VOTRE MISSION: Pouvez-vous poursuivre l'article sur les mauvais traitements subis par les détenus du dépôt à partir de sa dernière phrase ?

EXTRAIT FOURNI:
<<<<

Les détenus surnommés “les bâtards”

C’est au lors du premier semestre de l’année 2017 que ce qu’Amar Benmohamed décrit comme de la “torture” aurait commencé dans le dépôt, lorsque les effectifs des fonctionnaires expérimentés ont été remplacés par des jeunes policiers à peine sortis d’école. Le brigadier-chef également délégué syndical chez Unité SGP-Police se rappelle que dès leur prise de fonction, ces jeunes policiers ont tout de suite adopté des comportements indignes de leur fonction. Ils se mettent par exemple à appeler les déférés les “bâtards”.

Dès leur arrivée, le nombre d’incidents avec les détenus augmente, c’est pourquoi Amar Benmohamed décide de s’intéresser de près à cette nouvelle équipe et découvre très rapidement les propos proférés à l’encontre des déférés : “Ferme ta gueule, sale bougnoule”, “negro”, “sale race”, “sale pédé”, “va te faire enculer”. Des insultes racistes et homophobes dont ne semblent pas se cacher les fonctionnaires de police, à tel point que le microphone censé être réservé aux annonces générales aurait même parfois été utilisé pour réveiller les occupants des cellules : “Allez debout les bougnoules et les negros, c’est fini de dormir, on se réveille.”

Des crachats dans les barquettes de repas

Comme il le déclare à StreetPress, le brigadier-chef n’a pas manqué d’intervenir dès qu’il était témoin de ces scènes, mais pourtant, rien n’y change. Il raconte qu’il a dû hausser le ton pour forcer une fonctionnaire de police à donner un verre d’eau à une détenue. Si les privations d’eau ne sont plus d’actualité car les nouvelles cellules sont occupées de robinet, les privations de nourriture sont monnaie courante au dépôt de nuit pendant plus de deux ans. “En plus d’être verbalement stigmatisés au moment de leur fouille, les déférés qui avaient eu ‘le malheur’ d’entrer dans la joute verbale […] se voyaient parfois privés de nourriture durant plusieurs heures, voire même durant la nuit entière”, raconte-t-il. Certains avaient même pris l’habitude de cracher dans les barquettes de repas des détenus, ou de faire croire aux musulmans qu’il y avait du porc dans les repas pour qu’ils se privent de repas.

“Une véritable fournaise”

Amar Benmohamed révèle également avoir appris que certains policiers coupaient volontairement les ventilations dans les cellules l’été. “À l’intérieur, où étaient enfermées parfois plus de 15 personnes, ça devenait une véritable fournaise. [...] Je crois qu’on n’est pas loin de la torture.”

>>>>

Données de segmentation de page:
<<<<

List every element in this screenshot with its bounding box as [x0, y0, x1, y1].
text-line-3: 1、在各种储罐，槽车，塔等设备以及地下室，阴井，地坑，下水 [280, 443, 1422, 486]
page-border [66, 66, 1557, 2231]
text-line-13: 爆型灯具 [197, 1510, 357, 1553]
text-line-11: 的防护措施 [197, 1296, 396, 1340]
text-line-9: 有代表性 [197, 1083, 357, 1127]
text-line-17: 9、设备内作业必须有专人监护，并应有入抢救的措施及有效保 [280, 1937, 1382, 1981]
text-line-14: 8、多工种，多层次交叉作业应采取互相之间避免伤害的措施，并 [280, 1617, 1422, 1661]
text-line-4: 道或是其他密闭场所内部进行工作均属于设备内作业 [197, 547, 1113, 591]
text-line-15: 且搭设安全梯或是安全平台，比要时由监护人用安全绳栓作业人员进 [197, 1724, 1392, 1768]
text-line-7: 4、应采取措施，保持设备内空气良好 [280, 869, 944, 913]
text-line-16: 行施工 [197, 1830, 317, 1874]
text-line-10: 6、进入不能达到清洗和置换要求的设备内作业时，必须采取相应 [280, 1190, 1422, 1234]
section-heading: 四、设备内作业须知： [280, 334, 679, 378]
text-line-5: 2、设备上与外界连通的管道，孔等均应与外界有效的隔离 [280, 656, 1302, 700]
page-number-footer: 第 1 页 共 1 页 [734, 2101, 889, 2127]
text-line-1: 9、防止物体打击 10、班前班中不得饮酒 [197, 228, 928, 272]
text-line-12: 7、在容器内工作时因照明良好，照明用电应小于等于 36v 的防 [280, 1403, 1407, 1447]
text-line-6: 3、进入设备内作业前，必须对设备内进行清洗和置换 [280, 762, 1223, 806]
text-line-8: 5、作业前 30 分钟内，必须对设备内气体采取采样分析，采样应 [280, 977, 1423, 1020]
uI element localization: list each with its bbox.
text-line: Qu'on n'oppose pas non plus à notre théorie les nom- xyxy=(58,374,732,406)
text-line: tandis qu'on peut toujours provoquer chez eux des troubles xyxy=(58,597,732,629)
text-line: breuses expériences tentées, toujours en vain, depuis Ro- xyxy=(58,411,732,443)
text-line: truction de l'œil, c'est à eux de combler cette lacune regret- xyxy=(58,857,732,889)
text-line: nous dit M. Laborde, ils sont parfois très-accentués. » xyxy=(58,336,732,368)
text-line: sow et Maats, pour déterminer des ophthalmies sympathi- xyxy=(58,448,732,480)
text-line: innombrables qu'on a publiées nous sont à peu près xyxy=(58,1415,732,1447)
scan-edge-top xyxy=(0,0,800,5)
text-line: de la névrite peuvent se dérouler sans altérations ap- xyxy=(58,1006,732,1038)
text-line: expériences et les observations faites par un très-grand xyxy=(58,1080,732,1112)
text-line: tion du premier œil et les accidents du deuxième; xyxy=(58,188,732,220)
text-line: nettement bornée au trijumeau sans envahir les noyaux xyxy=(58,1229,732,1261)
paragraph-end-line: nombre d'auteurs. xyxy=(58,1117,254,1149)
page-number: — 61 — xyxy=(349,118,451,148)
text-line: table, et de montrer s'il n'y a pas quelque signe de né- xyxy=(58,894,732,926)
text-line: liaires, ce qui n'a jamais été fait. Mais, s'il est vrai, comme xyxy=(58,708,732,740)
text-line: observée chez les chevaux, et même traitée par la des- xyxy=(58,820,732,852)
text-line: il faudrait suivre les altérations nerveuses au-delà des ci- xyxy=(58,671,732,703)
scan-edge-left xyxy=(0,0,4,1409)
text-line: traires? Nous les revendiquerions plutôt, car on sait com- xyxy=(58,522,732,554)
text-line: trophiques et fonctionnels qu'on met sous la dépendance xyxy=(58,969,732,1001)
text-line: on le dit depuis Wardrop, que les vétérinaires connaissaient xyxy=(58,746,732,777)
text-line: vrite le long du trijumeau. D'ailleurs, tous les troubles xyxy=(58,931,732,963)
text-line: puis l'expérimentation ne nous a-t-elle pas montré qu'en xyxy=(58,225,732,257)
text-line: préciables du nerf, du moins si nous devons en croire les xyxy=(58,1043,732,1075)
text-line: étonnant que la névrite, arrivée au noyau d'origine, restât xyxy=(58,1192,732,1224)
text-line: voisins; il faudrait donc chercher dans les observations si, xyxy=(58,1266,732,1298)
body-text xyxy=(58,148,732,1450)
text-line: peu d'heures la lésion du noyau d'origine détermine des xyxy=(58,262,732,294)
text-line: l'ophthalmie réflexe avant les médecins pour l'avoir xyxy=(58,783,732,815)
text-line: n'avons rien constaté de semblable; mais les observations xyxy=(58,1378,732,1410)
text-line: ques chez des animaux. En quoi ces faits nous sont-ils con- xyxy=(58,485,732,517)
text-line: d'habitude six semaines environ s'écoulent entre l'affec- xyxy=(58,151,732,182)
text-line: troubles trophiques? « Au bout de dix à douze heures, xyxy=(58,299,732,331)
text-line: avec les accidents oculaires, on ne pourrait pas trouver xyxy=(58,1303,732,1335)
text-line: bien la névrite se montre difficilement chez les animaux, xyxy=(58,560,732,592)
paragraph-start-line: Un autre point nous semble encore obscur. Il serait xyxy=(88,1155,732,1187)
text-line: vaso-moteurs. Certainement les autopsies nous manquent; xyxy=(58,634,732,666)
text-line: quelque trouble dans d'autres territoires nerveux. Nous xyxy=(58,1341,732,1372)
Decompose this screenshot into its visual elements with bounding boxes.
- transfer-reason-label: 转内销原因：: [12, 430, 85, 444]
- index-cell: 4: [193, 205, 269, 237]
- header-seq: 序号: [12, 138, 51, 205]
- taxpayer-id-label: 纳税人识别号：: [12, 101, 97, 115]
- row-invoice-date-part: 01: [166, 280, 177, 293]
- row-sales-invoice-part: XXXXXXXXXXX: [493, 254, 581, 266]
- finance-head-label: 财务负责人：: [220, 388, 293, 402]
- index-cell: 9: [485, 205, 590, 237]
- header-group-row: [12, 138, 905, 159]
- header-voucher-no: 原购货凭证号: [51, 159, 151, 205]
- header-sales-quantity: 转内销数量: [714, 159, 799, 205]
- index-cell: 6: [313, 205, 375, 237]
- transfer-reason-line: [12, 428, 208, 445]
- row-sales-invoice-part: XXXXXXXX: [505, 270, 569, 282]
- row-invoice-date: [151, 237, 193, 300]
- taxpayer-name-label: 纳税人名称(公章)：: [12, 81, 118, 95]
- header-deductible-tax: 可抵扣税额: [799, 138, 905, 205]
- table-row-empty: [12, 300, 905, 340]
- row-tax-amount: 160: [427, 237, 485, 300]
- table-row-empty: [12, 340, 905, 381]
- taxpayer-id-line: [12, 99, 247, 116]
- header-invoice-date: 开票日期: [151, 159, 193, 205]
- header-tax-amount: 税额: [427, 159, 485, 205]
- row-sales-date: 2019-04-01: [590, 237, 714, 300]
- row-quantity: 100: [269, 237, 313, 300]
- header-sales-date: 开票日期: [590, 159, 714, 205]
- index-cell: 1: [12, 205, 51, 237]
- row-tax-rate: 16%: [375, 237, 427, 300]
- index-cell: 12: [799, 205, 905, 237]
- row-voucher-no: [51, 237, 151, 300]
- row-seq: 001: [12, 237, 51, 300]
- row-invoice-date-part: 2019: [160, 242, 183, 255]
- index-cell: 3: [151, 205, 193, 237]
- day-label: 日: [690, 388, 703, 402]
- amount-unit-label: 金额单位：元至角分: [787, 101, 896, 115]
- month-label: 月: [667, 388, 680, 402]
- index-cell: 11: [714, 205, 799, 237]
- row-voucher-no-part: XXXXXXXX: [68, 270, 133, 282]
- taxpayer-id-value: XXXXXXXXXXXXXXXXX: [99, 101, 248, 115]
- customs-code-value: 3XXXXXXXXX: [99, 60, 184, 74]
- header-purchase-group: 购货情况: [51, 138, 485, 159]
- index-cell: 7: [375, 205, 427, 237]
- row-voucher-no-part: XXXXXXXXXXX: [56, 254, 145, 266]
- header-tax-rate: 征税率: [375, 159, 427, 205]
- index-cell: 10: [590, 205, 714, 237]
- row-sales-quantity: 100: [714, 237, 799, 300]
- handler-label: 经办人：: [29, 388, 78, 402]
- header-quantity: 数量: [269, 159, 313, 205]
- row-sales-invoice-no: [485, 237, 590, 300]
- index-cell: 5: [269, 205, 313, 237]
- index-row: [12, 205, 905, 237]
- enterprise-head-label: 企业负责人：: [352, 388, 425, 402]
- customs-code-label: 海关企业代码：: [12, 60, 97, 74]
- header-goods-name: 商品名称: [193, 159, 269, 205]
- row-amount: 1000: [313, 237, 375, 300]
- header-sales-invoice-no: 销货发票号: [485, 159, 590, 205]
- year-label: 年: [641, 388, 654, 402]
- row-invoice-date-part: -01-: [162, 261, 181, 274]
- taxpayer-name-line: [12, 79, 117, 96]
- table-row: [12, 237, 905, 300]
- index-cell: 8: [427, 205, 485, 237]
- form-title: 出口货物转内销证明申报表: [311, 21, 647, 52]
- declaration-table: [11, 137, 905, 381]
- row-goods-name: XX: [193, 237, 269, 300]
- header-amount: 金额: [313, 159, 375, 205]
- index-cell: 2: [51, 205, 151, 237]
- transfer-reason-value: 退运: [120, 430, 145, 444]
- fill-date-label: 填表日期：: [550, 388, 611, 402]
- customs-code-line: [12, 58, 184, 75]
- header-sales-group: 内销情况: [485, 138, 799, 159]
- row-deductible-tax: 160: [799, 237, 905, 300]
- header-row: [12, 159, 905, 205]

>>>>

RÉPONSE À L'EXERCICE:
Hormis ces actes “de barbaries” comme il les décrit, le délégué syndical chez Unité SGP-Police dénonce également les vols commis par ces jeunes fonctionnaires de police. Argent en liquide, tablette numérique et autres objets appartenants aux déférés mais confisqués lors de leur entrée en cellule sont récupérés par les gardiens de la paix. Pris la main dans le sac par un collègue, l’un des fonctionnaires aurait déclaré : “Le bâtard ne parle pas un mot de Français, tout le monde s’en fout de lui.”

Les supérieurs déjà au courant de ces pratiques

Plusieurs fonctionnaires ont confirmé, face à l’IGPN ou à leurs supérieurs, l’existence de ces vols d’argent ainsi que des maltraitances et des insultes racistes. Les supérieurs n’ignorent d’ailleurs pas ces pratiques comme le prouvent certains mails envoyés par des gradés, où on peut lire : “Les propos à caractère raciste/injurieux/discriminatoires, que ce soit à l’égard des déférés ou même entre agents constituent des manquements graves susceptibles de poursuites judiciaires et administratives.”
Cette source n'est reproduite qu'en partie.